===== Records supplied

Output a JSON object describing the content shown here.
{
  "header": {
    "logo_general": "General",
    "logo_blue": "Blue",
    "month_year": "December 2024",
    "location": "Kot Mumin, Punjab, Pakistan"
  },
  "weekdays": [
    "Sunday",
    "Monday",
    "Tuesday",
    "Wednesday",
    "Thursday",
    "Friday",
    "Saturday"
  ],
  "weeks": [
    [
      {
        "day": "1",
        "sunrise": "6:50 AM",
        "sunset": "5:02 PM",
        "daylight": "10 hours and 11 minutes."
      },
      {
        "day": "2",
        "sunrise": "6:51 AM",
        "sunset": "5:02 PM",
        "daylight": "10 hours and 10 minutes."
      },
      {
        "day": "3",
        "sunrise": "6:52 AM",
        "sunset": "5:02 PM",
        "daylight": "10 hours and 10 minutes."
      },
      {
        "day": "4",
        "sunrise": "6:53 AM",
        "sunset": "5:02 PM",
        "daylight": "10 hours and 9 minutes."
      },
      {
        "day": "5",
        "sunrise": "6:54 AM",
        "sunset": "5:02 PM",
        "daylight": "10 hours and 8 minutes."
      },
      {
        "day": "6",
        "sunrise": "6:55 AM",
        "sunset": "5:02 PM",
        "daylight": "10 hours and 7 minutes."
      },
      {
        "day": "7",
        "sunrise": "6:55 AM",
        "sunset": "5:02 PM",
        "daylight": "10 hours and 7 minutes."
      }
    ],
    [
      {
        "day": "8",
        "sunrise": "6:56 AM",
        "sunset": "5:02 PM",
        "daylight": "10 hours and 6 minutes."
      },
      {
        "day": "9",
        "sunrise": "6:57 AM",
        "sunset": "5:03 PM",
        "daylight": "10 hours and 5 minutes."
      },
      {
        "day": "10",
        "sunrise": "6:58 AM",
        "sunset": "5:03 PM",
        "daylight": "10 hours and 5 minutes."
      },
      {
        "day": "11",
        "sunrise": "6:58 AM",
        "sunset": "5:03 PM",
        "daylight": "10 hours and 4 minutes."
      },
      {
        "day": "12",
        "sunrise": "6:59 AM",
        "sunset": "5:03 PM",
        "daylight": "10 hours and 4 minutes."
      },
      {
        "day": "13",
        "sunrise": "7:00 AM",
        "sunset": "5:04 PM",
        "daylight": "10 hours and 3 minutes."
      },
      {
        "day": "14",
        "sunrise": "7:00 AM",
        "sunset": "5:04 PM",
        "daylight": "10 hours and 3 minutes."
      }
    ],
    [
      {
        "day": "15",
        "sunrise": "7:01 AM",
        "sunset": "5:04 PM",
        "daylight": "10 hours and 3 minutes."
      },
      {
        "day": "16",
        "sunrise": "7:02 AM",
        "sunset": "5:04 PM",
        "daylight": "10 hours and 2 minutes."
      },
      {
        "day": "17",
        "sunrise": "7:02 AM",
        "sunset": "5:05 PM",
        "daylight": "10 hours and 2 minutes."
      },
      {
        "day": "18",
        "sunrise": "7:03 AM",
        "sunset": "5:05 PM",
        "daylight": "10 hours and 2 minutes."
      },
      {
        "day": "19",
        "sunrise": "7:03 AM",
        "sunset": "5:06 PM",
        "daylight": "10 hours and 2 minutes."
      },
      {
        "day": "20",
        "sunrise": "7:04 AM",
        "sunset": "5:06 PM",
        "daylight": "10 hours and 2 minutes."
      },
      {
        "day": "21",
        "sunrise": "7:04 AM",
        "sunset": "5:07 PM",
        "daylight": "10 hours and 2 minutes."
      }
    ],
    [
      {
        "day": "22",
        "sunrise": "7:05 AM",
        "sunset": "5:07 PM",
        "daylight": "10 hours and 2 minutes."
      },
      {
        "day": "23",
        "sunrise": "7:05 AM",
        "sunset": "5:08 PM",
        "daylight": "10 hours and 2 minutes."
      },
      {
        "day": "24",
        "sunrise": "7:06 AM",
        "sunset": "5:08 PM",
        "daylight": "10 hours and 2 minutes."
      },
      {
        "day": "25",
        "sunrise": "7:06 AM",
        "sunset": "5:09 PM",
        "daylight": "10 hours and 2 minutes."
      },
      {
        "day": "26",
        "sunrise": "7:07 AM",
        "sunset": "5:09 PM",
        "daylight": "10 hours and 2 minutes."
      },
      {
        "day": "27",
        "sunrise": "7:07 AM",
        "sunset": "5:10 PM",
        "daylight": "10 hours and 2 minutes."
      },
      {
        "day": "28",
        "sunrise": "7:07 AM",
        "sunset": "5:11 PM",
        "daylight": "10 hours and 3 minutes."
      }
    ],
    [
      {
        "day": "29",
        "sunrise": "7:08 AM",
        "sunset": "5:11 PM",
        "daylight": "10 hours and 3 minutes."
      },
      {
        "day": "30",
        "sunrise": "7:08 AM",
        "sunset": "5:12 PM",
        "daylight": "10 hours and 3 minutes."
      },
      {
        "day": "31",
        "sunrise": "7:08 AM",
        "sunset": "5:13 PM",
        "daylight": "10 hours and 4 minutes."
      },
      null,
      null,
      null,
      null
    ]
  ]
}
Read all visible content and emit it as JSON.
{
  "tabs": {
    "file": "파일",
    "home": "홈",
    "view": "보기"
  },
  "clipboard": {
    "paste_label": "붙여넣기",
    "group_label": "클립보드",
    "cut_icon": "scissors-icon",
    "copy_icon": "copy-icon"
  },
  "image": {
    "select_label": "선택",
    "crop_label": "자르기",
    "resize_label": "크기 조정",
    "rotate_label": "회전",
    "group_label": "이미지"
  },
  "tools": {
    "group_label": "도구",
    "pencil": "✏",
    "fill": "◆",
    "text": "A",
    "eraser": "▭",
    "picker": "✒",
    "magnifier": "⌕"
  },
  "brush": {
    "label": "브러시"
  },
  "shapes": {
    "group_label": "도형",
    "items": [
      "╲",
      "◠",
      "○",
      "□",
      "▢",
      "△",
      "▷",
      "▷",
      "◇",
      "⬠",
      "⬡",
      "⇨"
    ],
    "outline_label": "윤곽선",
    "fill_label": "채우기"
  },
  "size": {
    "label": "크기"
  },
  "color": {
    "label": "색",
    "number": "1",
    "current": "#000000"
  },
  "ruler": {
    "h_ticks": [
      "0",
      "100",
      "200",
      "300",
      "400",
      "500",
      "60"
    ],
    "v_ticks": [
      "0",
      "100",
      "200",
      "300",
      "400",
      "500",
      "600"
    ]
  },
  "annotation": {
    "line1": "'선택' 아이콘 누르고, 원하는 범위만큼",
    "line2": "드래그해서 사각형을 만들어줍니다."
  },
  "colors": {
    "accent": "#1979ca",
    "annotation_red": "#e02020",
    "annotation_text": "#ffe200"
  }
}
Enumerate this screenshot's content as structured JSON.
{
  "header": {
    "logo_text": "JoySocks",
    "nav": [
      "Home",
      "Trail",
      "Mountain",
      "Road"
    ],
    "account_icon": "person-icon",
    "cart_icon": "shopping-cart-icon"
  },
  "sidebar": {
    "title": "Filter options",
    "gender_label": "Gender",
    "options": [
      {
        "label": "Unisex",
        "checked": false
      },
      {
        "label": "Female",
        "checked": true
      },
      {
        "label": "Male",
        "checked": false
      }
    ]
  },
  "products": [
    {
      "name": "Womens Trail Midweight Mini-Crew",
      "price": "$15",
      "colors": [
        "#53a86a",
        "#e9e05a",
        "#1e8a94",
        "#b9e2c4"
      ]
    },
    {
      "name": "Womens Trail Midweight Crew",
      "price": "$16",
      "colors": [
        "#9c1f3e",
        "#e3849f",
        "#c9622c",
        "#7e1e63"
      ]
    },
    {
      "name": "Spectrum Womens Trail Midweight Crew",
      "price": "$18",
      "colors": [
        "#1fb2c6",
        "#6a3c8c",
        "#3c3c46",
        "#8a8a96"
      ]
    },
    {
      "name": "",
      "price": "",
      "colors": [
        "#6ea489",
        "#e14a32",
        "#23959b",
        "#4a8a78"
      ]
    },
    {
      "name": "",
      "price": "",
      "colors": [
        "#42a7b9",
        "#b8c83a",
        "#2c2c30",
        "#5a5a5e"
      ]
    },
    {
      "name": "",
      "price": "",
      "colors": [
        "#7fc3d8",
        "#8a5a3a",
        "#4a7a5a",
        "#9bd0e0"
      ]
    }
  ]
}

==========

=== Stated problem ===
Give back, exactly as written, the lines from the one with "Enumerate this screenshot's" to the last line.

=== Expected answer ===
Enumerate this screenshot's content as structured JSON.
{
  "header": {
    "logo_text": "JoySocks",
    "nav": [
      "Home",
      "Trail",
      "Mountain",
      "Road"
    ],
    "account_icon": "person-icon",
    "cart_icon": "shopping-cart-icon"
  },
  "sidebar": {
    "title": "Filter options",
    "gender_label": "Gender",
    "options": [
      {
        "label": "Unisex",
        "checked": false
      },
      {
        "label": "Female",
        "checked": true
      },
      {
        "label": "Male",
        "checked": false
      }
    ]
  },
  "products": [
    {
      "name": "Womens Trail Midweight Mini-Crew",
      "price": "$15",
      "colors": [
        "#53a86a",
        "#e9e05a",
        "#1e8a94",
        "#b9e2c4"
      ]
    },
    {
      "name": "Womens Trail Midweight Crew",
      "price": "$16",
      "colors": [
        "#9c1f3e",
        "#e3849f",
        "#c9622c",
        "#7e1e63"
      ]
    },
    {
      "name": "Spectrum Womens Trail Midweight Crew",
      "price": "$18",
      "colors": [
        "#1fb2c6",
        "#6a3c8c",
        "#3c3c46",
        "#8a8a96"
      ]
    },
    {
      "name": "",
      "price": "",
      "colors": [
        "#6ea489",
        "#e14a32",
        "#23959b",
        "#4a8a78"
      ]
    },
    {
      "name": "",
      "price": "",
      "colors": [
        "#42a7b9",
        "#b8c83a",
        "#2c2c30",
        "#5a5a5e"
      ]
    },
    {
      "name": "",
      "price": "",
      "colors": [
        "#7fc3d8",
        "#8a5a3a",
        "#4a7a5a",
        "#9bd0e0"
      ]
    }
  ]
}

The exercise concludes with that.